-- START Listed entries --

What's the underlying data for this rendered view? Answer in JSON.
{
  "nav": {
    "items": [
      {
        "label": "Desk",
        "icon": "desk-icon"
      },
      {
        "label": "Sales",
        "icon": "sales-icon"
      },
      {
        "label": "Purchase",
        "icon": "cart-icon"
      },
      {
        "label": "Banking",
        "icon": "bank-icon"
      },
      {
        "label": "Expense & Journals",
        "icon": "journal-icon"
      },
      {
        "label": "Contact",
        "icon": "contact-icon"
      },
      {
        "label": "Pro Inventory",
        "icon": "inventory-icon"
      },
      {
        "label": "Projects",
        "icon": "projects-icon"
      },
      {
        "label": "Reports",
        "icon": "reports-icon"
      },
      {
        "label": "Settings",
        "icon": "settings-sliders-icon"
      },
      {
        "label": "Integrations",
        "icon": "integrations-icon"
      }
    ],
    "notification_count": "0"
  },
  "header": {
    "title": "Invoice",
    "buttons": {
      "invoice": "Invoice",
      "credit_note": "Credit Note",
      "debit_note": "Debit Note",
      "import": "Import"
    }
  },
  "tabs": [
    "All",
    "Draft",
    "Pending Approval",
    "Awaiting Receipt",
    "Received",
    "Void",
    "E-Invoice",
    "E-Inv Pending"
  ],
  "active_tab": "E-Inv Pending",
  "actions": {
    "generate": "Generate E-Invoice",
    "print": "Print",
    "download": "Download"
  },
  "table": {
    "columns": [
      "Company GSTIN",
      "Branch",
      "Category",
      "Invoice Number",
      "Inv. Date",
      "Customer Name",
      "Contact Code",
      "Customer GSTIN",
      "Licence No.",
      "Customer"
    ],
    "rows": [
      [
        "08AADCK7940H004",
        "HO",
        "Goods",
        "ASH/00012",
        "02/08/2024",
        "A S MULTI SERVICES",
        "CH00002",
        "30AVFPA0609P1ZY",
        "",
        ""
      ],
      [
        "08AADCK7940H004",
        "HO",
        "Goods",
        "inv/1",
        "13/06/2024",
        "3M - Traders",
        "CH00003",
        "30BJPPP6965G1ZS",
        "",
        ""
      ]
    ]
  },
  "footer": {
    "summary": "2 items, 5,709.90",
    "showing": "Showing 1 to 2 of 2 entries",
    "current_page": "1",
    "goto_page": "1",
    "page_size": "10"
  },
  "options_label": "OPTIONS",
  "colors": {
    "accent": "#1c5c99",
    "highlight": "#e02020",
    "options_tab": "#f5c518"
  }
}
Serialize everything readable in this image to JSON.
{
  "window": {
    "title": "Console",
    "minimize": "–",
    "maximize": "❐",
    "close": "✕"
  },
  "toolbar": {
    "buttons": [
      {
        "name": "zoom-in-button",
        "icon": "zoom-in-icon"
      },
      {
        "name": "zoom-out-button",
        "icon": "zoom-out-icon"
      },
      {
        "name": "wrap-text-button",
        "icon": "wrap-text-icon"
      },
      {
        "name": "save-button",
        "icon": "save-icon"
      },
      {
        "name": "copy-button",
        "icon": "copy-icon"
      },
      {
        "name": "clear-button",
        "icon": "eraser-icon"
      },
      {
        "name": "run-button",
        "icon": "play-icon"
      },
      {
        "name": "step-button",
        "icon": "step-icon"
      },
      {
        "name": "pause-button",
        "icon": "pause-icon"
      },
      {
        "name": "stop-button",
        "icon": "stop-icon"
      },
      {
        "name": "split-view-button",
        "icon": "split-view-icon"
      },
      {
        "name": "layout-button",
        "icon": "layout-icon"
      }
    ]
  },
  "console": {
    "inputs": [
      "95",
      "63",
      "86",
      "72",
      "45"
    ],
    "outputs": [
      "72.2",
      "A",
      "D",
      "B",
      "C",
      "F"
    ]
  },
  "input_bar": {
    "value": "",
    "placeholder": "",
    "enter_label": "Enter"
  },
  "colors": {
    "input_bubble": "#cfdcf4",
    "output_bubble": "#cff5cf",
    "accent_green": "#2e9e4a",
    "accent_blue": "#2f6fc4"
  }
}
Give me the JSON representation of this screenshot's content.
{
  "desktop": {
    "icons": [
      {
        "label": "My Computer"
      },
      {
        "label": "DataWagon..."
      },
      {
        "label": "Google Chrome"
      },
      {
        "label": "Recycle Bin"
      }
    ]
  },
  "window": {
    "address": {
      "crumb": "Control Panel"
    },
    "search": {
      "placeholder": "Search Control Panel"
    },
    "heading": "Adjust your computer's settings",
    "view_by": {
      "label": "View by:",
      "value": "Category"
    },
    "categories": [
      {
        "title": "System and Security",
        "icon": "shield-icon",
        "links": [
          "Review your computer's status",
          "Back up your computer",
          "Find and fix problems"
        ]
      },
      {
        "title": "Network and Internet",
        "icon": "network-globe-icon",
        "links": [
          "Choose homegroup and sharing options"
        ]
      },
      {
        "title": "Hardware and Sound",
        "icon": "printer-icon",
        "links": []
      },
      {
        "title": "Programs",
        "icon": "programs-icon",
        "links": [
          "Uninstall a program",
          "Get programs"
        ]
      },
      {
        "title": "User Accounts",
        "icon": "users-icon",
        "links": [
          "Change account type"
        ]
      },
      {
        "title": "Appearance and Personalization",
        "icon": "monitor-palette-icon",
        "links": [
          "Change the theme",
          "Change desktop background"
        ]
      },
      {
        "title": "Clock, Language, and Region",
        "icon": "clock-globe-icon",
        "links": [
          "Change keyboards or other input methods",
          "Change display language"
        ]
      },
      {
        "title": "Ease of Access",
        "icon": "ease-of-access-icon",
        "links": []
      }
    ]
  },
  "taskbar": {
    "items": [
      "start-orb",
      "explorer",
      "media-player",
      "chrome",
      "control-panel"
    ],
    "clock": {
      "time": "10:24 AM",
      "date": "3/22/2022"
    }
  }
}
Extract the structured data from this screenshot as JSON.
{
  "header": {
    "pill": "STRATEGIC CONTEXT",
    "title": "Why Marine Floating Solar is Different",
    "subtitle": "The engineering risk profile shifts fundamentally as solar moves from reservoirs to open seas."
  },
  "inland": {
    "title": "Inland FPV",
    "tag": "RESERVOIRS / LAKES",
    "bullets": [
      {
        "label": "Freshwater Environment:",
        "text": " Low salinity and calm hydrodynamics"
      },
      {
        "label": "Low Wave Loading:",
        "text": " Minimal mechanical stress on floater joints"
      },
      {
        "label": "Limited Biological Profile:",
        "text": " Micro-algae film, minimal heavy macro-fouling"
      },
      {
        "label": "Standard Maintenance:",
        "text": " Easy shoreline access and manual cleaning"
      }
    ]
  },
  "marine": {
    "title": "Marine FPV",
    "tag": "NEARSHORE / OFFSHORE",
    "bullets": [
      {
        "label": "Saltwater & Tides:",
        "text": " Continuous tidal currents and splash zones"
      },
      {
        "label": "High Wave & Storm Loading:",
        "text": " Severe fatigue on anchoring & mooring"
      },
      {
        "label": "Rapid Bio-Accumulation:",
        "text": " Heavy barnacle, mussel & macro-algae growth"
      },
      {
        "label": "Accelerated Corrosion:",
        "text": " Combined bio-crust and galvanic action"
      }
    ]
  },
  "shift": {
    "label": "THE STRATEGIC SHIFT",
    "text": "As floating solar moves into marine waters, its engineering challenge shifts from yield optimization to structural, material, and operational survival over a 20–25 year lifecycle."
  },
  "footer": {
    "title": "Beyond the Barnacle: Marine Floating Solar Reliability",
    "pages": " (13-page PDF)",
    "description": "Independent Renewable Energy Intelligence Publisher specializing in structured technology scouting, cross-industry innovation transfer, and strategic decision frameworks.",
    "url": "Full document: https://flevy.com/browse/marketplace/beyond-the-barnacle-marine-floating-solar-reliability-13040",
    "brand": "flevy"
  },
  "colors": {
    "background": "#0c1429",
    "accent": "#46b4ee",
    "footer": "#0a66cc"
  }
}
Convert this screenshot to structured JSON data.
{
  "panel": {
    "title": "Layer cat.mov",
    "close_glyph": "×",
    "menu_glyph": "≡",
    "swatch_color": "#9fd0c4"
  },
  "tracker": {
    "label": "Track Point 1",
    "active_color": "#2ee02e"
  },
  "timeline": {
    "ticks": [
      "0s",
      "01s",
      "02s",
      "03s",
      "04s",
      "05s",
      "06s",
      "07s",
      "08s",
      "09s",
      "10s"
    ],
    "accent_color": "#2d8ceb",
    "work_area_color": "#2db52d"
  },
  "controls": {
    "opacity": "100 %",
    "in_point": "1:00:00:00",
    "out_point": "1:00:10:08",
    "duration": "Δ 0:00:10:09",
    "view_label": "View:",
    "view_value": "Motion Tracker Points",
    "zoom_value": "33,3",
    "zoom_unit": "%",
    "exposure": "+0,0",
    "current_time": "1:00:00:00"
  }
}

-- END Listed entries --

**Given task**
Show all lines above holding "Change".

**Answer for the task**
          "Change account type"
          "Change the theme",
          "Change desktop background"
          "Change keyboards or other input methods",
          "Change display language"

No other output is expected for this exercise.